What to work on
Give again only the lines from the line that holds "Read all visible content and emit it as JSON." to the end of the data, inclusive, omitting all pictures.

Data supplied

start

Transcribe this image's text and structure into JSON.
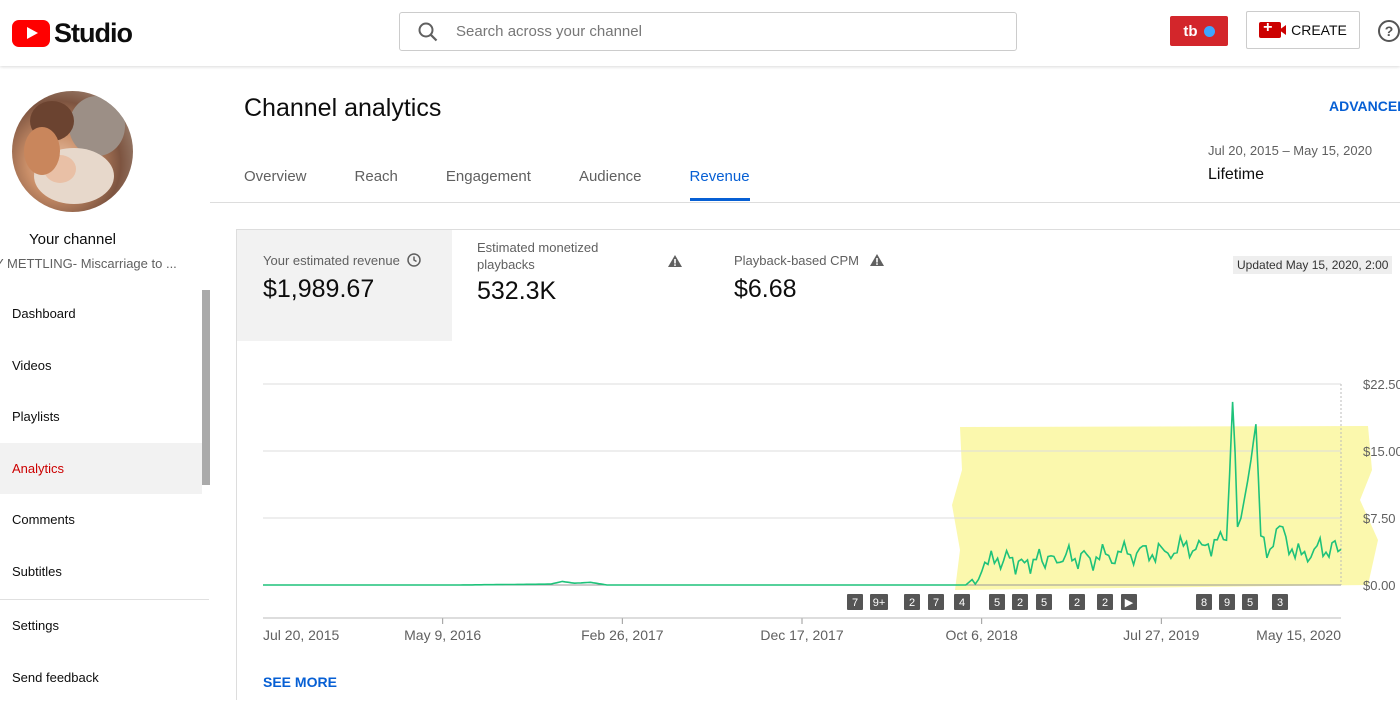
{
  "header": {
    "logo_text": "Studio",
    "search_placeholder": "Search across your channel",
    "tb_label": "tb",
    "create_label": "CREATE",
    "help_glyph": "?"
  },
  "sidebar": {
    "channel_name": "Your channel",
    "channel_subtitle": "Y METTLING- Miscarriage to ...",
    "items": [
      {
        "label": "Dashboard"
      },
      {
        "label": "Videos"
      },
      {
        "label": "Playlists"
      },
      {
        "label": "Analytics",
        "active": true
      },
      {
        "label": "Comments"
      },
      {
        "label": "Subtitles"
      },
      {
        "label": "Settings"
      },
      {
        "label": "Send feedback"
      }
    ]
  },
  "main": {
    "title": "Channel analytics",
    "advanced": "ADVANCED",
    "tabs": [
      {
        "label": "Overview"
      },
      {
        "label": "Reach"
      },
      {
        "label": "Engagement"
      },
      {
        "label": "Audience"
      },
      {
        "label": "Revenue",
        "active": true
      }
    ],
    "date_range": "Jul 20, 2015 – May 15, 2020",
    "period": "Lifetime",
    "see_more": "SEE MORE"
  },
  "metrics": [
    {
      "label": "Your estimated revenue",
      "value": "$1,989.67",
      "icon": "clock-icon"
    },
    {
      "label": "Estimated monetized playbacks",
      "value": "532.3K",
      "icon": "warning-icon"
    },
    {
      "label": "Playback-based CPM",
      "value": "$6.68",
      "icon": "warning-icon"
    }
  ],
  "updated": "Updated May 15, 2020, 2:00",
  "colors": {
    "accent": "#065fd4",
    "active_nav": "#cc0000",
    "line": "#1ec27a",
    "highlight": "#fbf7a4"
  },
  "chart_data": {
    "type": "line",
    "y_ticks": [
      "$22.50",
      "$15.00",
      "$7.50",
      "$0.00"
    ],
    "ylim": [
      0,
      22.5
    ],
    "x_ticks": [
      "Jul 20, 2015",
      "May 9, 2016",
      "Feb 26, 2017",
      "Dec 17, 2017",
      "Oct 6, 2018",
      "Jul 27, 2019",
      "May 15, 2020"
    ],
    "markers": [
      "7",
      "9+",
      "2",
      "7",
      "4",
      "5",
      "2",
      "5",
      "2",
      "2",
      "▶",
      "8",
      "9",
      "5",
      "3"
    ],
    "series": [
      {
        "values_by_date": [
          [
            "2015-07-20",
            0
          ],
          [
            "2016-06-01",
            0
          ],
          [
            "2016-11-01",
            0.1
          ],
          [
            "2016-11-20",
            0.4
          ],
          [
            "2016-12-10",
            0.2
          ],
          [
            "2017-01-05",
            0.3
          ],
          [
            "2017-02-01",
            0
          ],
          [
            "2018-09-10",
            0
          ],
          [
            "2018-10-06",
            1.5
          ],
          [
            "2018-11-01",
            3.0
          ],
          [
            "2018-12-15",
            2.5
          ],
          [
            "2019-02-01",
            3.2
          ],
          [
            "2019-04-01",
            3.0
          ],
          [
            "2019-06-01",
            3.5
          ],
          [
            "2019-08-01",
            3.8
          ],
          [
            "2019-10-01",
            4.5
          ],
          [
            "2019-11-10",
            5.0
          ],
          [
            "2019-11-20",
            20.5
          ],
          [
            "2019-11-28",
            6.5
          ],
          [
            "2019-12-20",
            14.0
          ],
          [
            "2019-12-28",
            18.0
          ],
          [
            "2020-01-05",
            5.5
          ],
          [
            "2020-01-20",
            4.0
          ],
          [
            "2020-02-10",
            6.5
          ],
          [
            "2020-03-01",
            3.0
          ],
          [
            "2020-04-01",
            4.0
          ],
          [
            "2020-05-15",
            4.0
          ]
        ]
      }
    ]
  }
}
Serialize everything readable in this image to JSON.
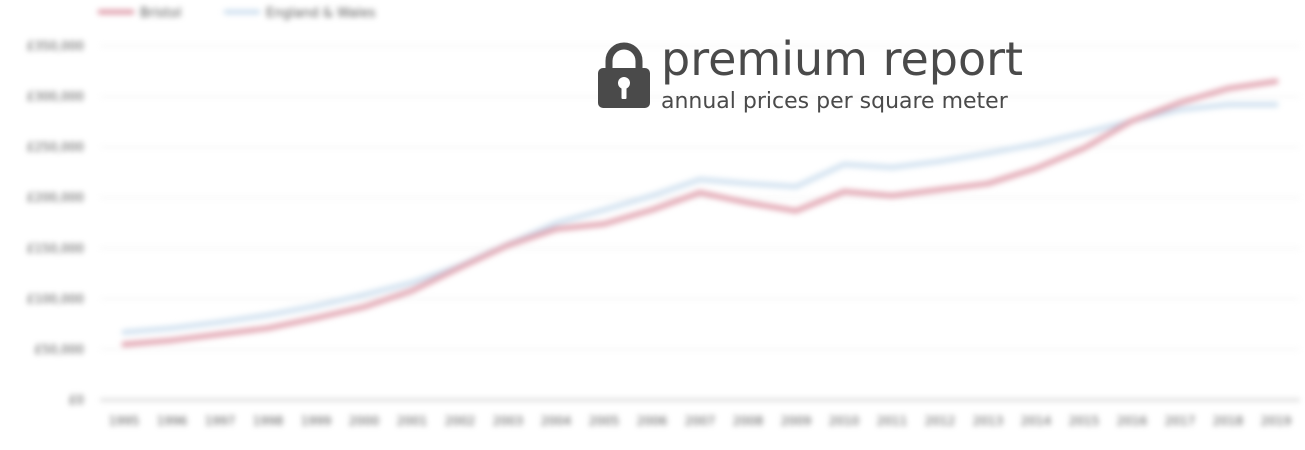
{
  "overlay": {
    "title": "premium report",
    "subtitle": "annual prices per square meter",
    "icon": "lock-icon"
  },
  "chart_data": {
    "type": "line",
    "title": "",
    "xlabel": "",
    "ylabel": "",
    "x": [
      "1995",
      "1996",
      "1997",
      "1998",
      "1999",
      "2000",
      "2001",
      "2002",
      "2003",
      "2004",
      "2005",
      "2006",
      "2007",
      "2008",
      "2009",
      "2010",
      "2011",
      "2012",
      "2013",
      "2014",
      "2015",
      "2016",
      "2017",
      "2018",
      "2019"
    ],
    "y_ticks": [
      "£0",
      "£50,000",
      "£100,000",
      "£150,000",
      "£200,000",
      "£250,000",
      "£300,000",
      "£350,000"
    ],
    "ylim": [
      0,
      350000
    ],
    "grid": true,
    "legend_position": "top-left",
    "series": [
      {
        "name": "Bristol",
        "color": "#e0a0ad",
        "values": [
          55000,
          59000,
          65000,
          71000,
          81000,
          92000,
          108000,
          131000,
          153000,
          169000,
          174000,
          188000,
          205000,
          195000,
          187000,
          206000,
          202000,
          208000,
          214000,
          229000,
          249000,
          276000,
          294000,
          308000,
          315000
        ]
      },
      {
        "name": "England & Wales",
        "color": "#cfe0ef",
        "values": [
          67000,
          71000,
          77000,
          84000,
          93000,
          104000,
          116000,
          133000,
          154000,
          175000,
          188000,
          202000,
          218000,
          214000,
          211000,
          233000,
          230000,
          236000,
          244000,
          253000,
          264000,
          276000,
          287000,
          292000,
          292000
        ]
      }
    ]
  }
}
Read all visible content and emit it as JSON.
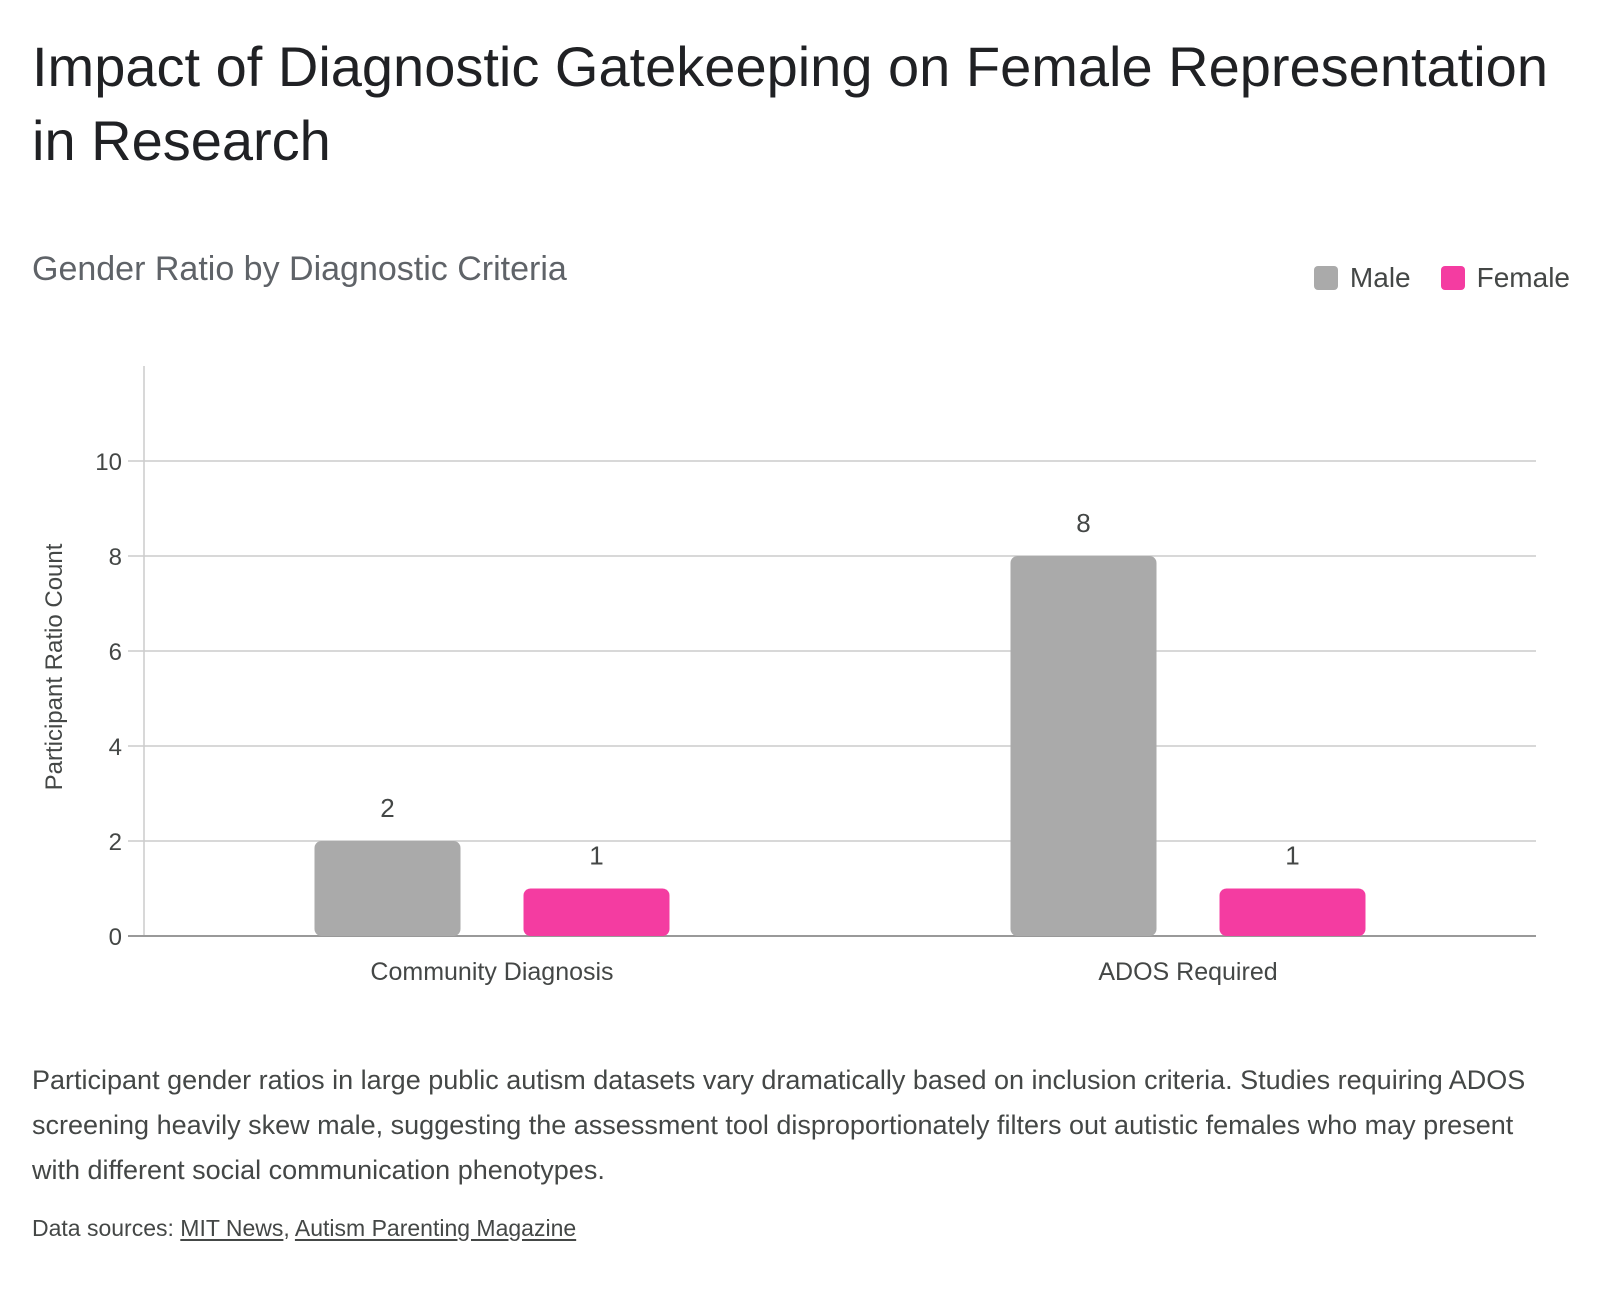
{
  "title": "Impact of Diagnostic Gatekeeping on Female Representation in Research",
  "description": "Participant gender ratios in large public autism datasets vary dramatically based on inclusion criteria. Studies requiring ADOS screening heavily skew male, suggesting the assessment tool disproportionately filters out autistic females who may present with different social communication phenotypes.",
  "sources": {
    "prefix": "Data sources: ",
    "links": [
      "MIT News",
      "Autism Parenting Magazine"
    ],
    "separator": ", "
  },
  "chart_data": {
    "type": "bar",
    "title": "Gender Ratio by Diagnostic Criteria",
    "xlabel": "",
    "ylabel": "Participant Ratio Count",
    "categories": [
      "Community Diagnosis",
      "ADOS Required"
    ],
    "series": [
      {
        "name": "Male",
        "values": [
          2,
          8
        ],
        "color": "#aaaaaa"
      },
      {
        "name": "Female",
        "values": [
          1,
          1
        ],
        "color": "#f43ca1"
      }
    ],
    "ylim": [
      0,
      12
    ],
    "yticks": [
      0,
      2,
      4,
      6,
      8,
      10
    ],
    "grid": true,
    "legend": "top-right",
    "data_labels": true
  }
}
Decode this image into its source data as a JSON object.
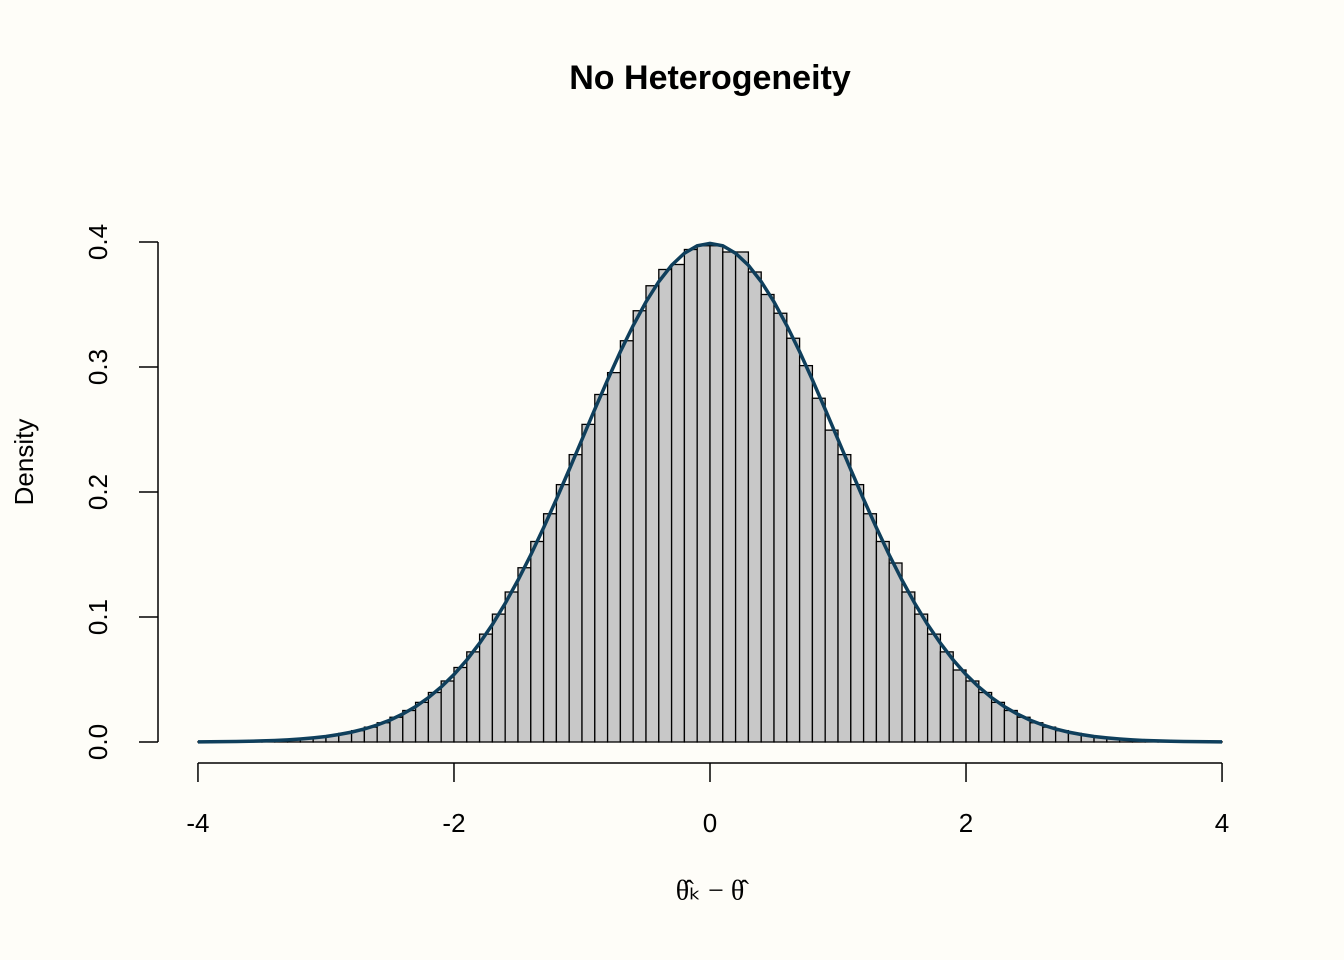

end

Expected answer
Read all visible content and emit it as JSON.
{
  "title": "Impact of Diagnostic Gatekeeping on Female Representation in Research",
  "description": "Participant gender ratios in large public autism datasets vary dramatically based on inclusion criteria. Studies requiring ADOS screening heavily skew male, suggesting the assessment tool disproportionately filters out autistic females who may present with different social communication phenotypes.",
  "sources": {
    "prefix": "Data sources: ",
    "links": [
      "MIT News",
      "Autism Parenting Magazine"
    ],
    "separator": ", "
  },
  "chart_data": {
    "type": "bar",
    "title": "Gender Ratio by Diagnostic Criteria",
    "xlabel": "",
    "ylabel": "Participant Ratio Count",
    "categories": [
      "Community Diagnosis",
      "ADOS Required"
    ],
    "series": [
      {
        "name": "Male",
        "values": [
          2,
          8
        ],
        "color": "#aaaaaa"
      },
      {
        "name": "Female",
        "values": [
          1,
          1
        ],
        "color": "#f43ca1"
      }
    ],
    "ylim": [
      0,
      12
    ],
    "yticks": [
      0,
      2,
      4,
      6,
      8,
      10
    ],
    "grid": true,
    "legend": "top-right",
    "data_labels": true
  }
}
Decode this image into its source data as a JSON object.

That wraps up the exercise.